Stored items
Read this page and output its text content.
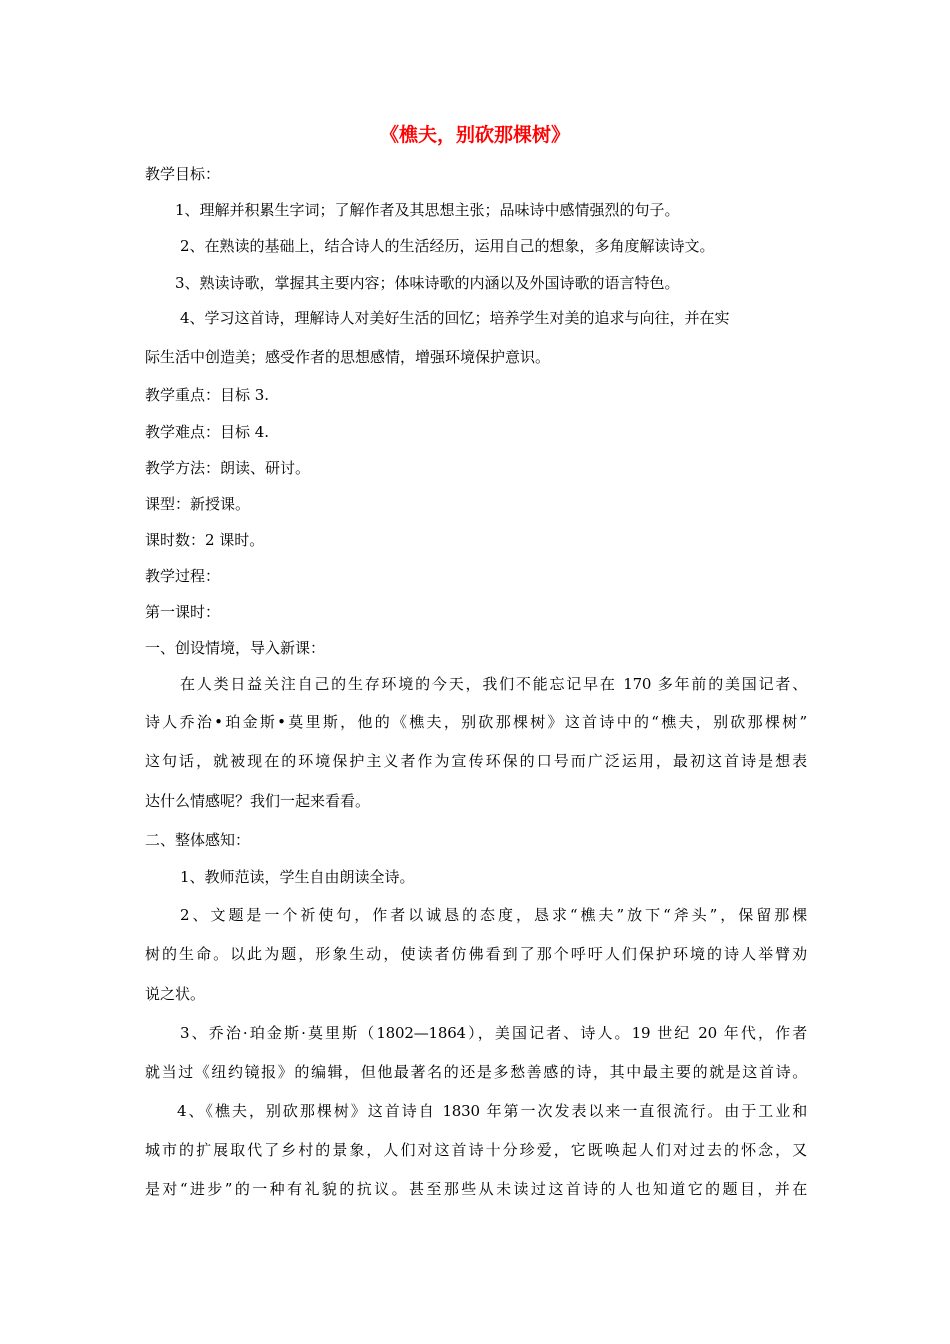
《樵夫，别砍那棵树》
教学目标：
1、理解并积累生字词；了解作者及其思想主张；品味诗中感情强烈的句子。
2、在熟读的基础上，结合诗人的生活经历，运用自己的想象，多角度解读诗文。
3、熟读诗歌，掌握其主要内容；体味诗歌的内涵以及外国诗歌的语言特色。
4、学习这首诗，理解诗人对美好生活的回忆；培养学生对美的追求与向往，并在实
际生活中创造美；感受作者的思想感情，增强环境保护意识。
教学重点：目标 3.
教学难点：目标 4.
教学方法：朗读、研讨。
课型：新授课。
课时数：2 课时。
教学过程：
第一课时：
一、创设情境，导入新课：
在人类日益关注自己的生存环境的今天，我们不能忘记早在 170 多年前的美国记者、
诗人乔治•珀金斯•莫里斯，他的《樵夫，别砍那棵树》这首诗中的“樵夫，别砍那棵树”
这句话，就被现在的环境保护主义者作为宣传环保的口号而广泛运用，最初这首诗是想表
达什么情感呢？我们一起来看看。
二、整体感知：
1、教师范读，学生自由朗读全诗。
2、文题是一个祈使句，作者以诚恳的态度，恳求“樵夫”放下“斧头”，保留那棵
树的生命。以此为题，形象生动，使读者仿佛看到了那个呼吁人们保护环境的诗人举臂劝
说之状。
3、乔治·珀金斯·莫里斯（1802—1864），美国记者、诗人。19 世纪 20 年代，作者
就当过《纽约镜报》的编辑，但他最著名的还是多愁善感的诗，其中最主要的就是这首诗。
4、《樵夫，别砍那棵树》这首诗自 1830 年第一次发表以来一直很流行。由于工业和
城市的扩展取代了乡村的景象，人们对这首诗十分珍爱，它既唤起人们对过去的怀念，又
是对“进步”的一种有礼貌的抗议。甚至那些从未读过这首诗的人也知道它的题目，并在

**WHAT THE EXERCISE ASKS**
Working from the lines above, reproduce the material exactly and exclude its pictures.

**SOLUTION FOR THIS TASK**
Read this page and output its text content.
《樵夫，别砍那棵树》
教学目标：
1、理解并积累生字词；了解作者及其思想主张；品味诗中感情强烈的句子。
2、在熟读的基础上，结合诗人的生活经历，运用自己的想象，多角度解读诗文。
3、熟读诗歌，掌握其主要内容；体味诗歌的内涵以及外国诗歌的语言特色。
4、学习这首诗，理解诗人对美好生活的回忆；培养学生对美的追求与向往，并在实
际生活中创造美；感受作者的思想感情，增强环境保护意识。
教学重点：目标 3.
教学难点：目标 4.
教学方法：朗读、研讨。
课型：新授课。
课时数：2 课时。
教学过程：
第一课时：
一、创设情境，导入新课：
在人类日益关注自己的生存环境的今天，我们不能忘记早在 170 多年前的美国记者、
诗人乔治•珀金斯•莫里斯，他的《樵夫，别砍那棵树》这首诗中的“樵夫，别砍那棵树”
这句话，就被现在的环境保护主义者作为宣传环保的口号而广泛运用，最初这首诗是想表
达什么情感呢？我们一起来看看。
二、整体感知：
1、教师范读，学生自由朗读全诗。
2、文题是一个祈使句，作者以诚恳的态度，恳求“樵夫”放下“斧头”，保留那棵
树的生命。以此为题，形象生动，使读者仿佛看到了那个呼吁人们保护环境的诗人举臂劝
说之状。
3、乔治·珀金斯·莫里斯（1802—1864），美国记者、诗人。19 世纪 20 年代，作者
就当过《纽约镜报》的编辑，但他最著名的还是多愁善感的诗，其中最主要的就是这首诗。
4、《樵夫，别砍那棵树》这首诗自 1830 年第一次发表以来一直很流行。由于工业和
城市的扩展取代了乡村的景象，人们对这首诗十分珍爱，它既唤起人们对过去的怀念，又
是对“进步”的一种有礼貌的抗议。甚至那些从未读过这首诗的人也知道它的题目，并在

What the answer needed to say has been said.